Each entry below should be written out exactly as it is, with no pictures.

Dataset entries:
☆ ☆ ☆ ☆ ☆ ☆ ☆
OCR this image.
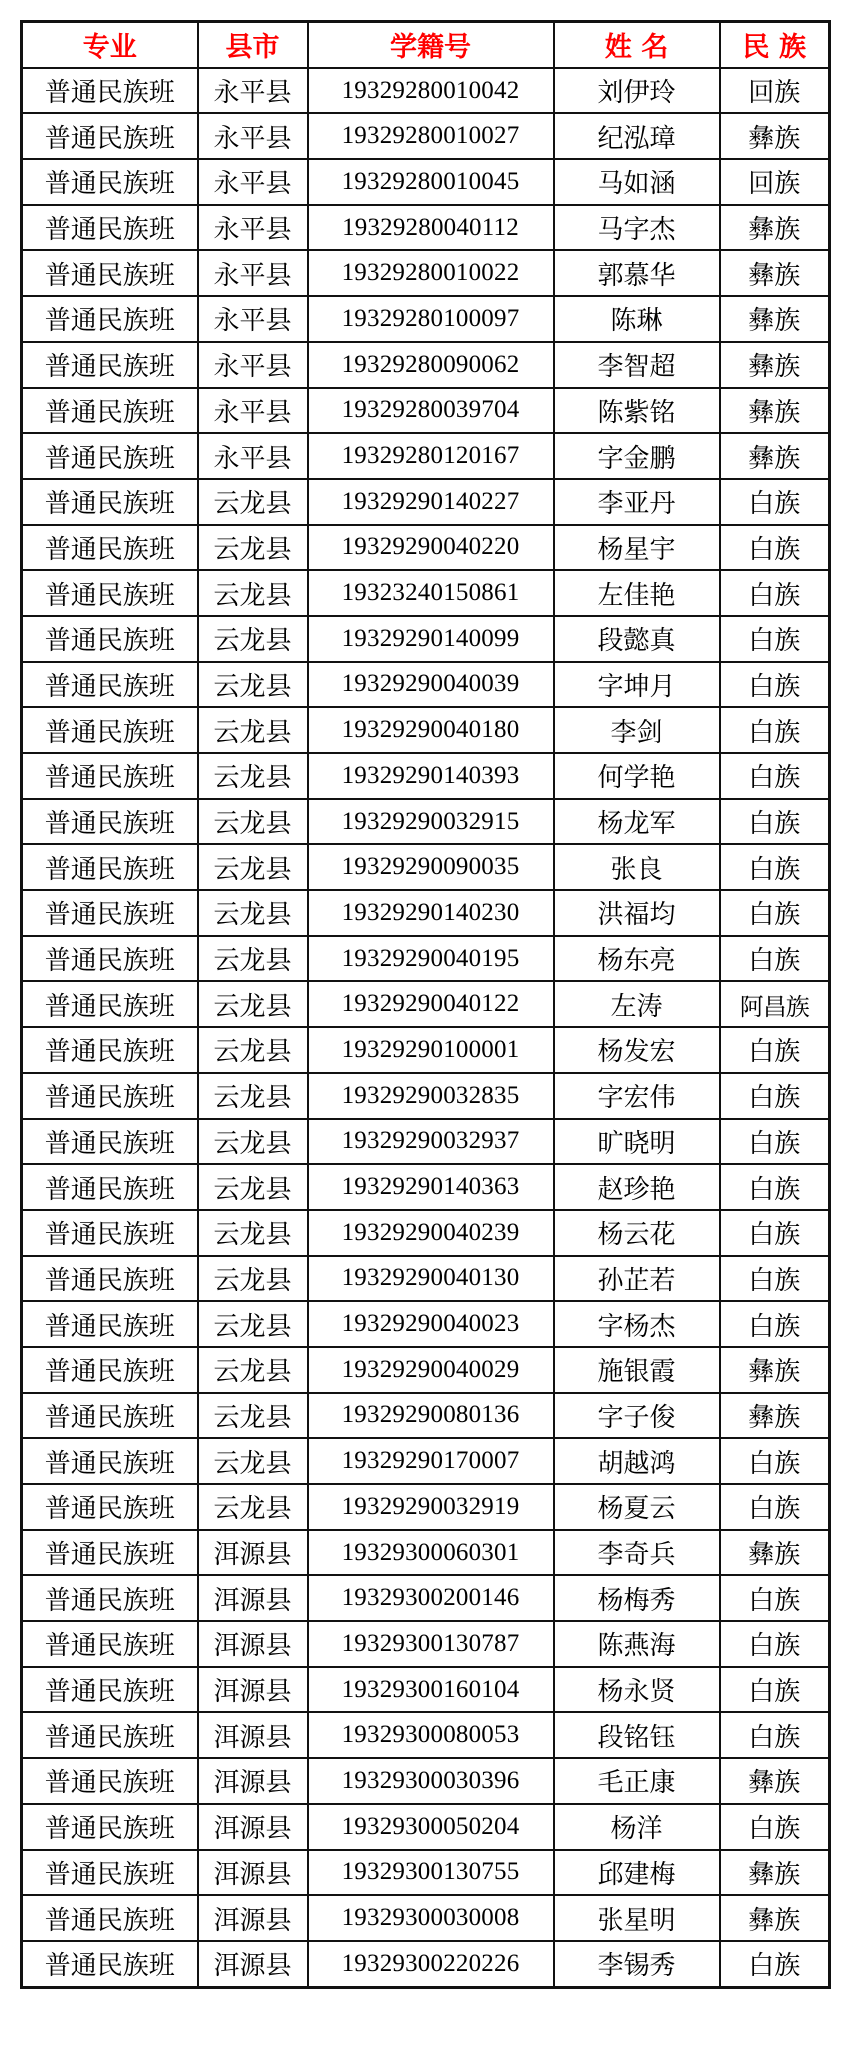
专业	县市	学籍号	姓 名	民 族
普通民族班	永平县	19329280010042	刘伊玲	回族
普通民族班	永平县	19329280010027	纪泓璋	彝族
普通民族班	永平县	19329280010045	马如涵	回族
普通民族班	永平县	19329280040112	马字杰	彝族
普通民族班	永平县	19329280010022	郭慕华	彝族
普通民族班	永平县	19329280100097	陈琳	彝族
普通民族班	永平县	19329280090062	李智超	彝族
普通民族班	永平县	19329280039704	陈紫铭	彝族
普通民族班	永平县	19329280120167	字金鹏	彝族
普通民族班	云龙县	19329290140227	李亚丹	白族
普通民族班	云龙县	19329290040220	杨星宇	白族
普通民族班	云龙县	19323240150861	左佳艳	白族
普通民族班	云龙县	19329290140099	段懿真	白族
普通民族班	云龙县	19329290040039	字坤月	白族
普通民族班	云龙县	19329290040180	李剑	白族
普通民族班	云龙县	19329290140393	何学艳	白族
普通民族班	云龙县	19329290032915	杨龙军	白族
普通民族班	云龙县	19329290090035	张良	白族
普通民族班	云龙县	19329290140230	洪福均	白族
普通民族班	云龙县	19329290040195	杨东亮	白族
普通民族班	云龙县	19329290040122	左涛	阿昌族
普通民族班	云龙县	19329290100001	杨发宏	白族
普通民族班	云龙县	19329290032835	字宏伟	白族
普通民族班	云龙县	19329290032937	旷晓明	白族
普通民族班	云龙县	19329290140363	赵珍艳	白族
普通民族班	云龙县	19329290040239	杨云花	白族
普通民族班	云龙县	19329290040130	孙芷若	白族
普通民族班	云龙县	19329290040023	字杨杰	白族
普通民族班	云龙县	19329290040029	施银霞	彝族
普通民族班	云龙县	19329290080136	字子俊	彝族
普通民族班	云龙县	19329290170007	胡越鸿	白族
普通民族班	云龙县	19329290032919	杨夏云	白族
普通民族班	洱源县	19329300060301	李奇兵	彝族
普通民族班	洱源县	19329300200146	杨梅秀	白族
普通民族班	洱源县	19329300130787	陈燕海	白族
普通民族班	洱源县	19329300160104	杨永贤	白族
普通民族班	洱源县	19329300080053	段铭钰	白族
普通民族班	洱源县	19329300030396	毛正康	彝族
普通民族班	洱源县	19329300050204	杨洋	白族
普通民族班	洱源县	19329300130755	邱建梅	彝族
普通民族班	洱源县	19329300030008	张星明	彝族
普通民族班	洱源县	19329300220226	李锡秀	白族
☆ ☆ ☆ ☆ ☆ ☆ ☆
[Right answer]
OCR this image.
专业	县市	学籍号	姓 名	民 族
普通民族班	永平县	19329280010042	刘伊玲	回族
普通民族班	永平县	19329280010027	纪泓璋	彝族
普通民族班	永平县	19329280010045	马如涵	回族
普通民族班	永平县	19329280040112	马字杰	彝族
普通民族班	永平县	19329280010022	郭慕华	彝族
普通民族班	永平县	19329280100097	陈琳	彝族
普通民族班	永平县	19329280090062	李智超	彝族
普通民族班	永平县	19329280039704	陈紫铭	彝族
普通民族班	永平县	19329280120167	字金鹏	彝族
普通民族班	云龙县	19329290140227	李亚丹	白族
普通民族班	云龙县	19329290040220	杨星宇	白族
普通民族班	云龙县	19323240150861	左佳艳	白族
普通民族班	云龙县	19329290140099	段懿真	白族
普通民族班	云龙县	19329290040039	字坤月	白族
普通民族班	云龙县	19329290040180	李剑	白族
普通民族班	云龙县	19329290140393	何学艳	白族
普通民族班	云龙县	19329290032915	杨龙军	白族
普通民族班	云龙县	19329290090035	张良	白族
普通民族班	云龙县	19329290140230	洪福均	白族
普通民族班	云龙县	19329290040195	杨东亮	白族
普通民族班	云龙县	19329290040122	左涛	阿昌族
普通民族班	云龙县	19329290100001	杨发宏	白族
普通民族班	云龙县	19329290032835	字宏伟	白族
普通民族班	云龙县	19329290032937	旷晓明	白族
普通民族班	云龙县	19329290140363	赵珍艳	白族
普通民族班	云龙县	19329290040239	杨云花	白族
普通民族班	云龙县	19329290040130	孙芷若	白族
普通民族班	云龙县	19329290040023	字杨杰	白族
普通民族班	云龙县	19329290040029	施银霞	彝族
普通民族班	云龙县	19329290080136	字子俊	彝族
普通民族班	云龙县	19329290170007	胡越鸿	白族
普通民族班	云龙县	19329290032919	杨夏云	白族
普通民族班	洱源县	19329300060301	李奇兵	彝族
普通民族班	洱源县	19329300200146	杨梅秀	白族
普通民族班	洱源县	19329300130787	陈燕海	白族
普通民族班	洱源县	19329300160104	杨永贤	白族
普通民族班	洱源县	19329300080053	段铭钰	白族
普通民族班	洱源县	19329300030396	毛正康	彝族
普通民族班	洱源县	19329300050204	杨洋	白族
普通民族班	洱源县	19329300130755	邱建梅	彝族
普通民族班	洱源县	19329300030008	张星明	彝族
普通民族班	洱源县	19329300220226	李锡秀	白族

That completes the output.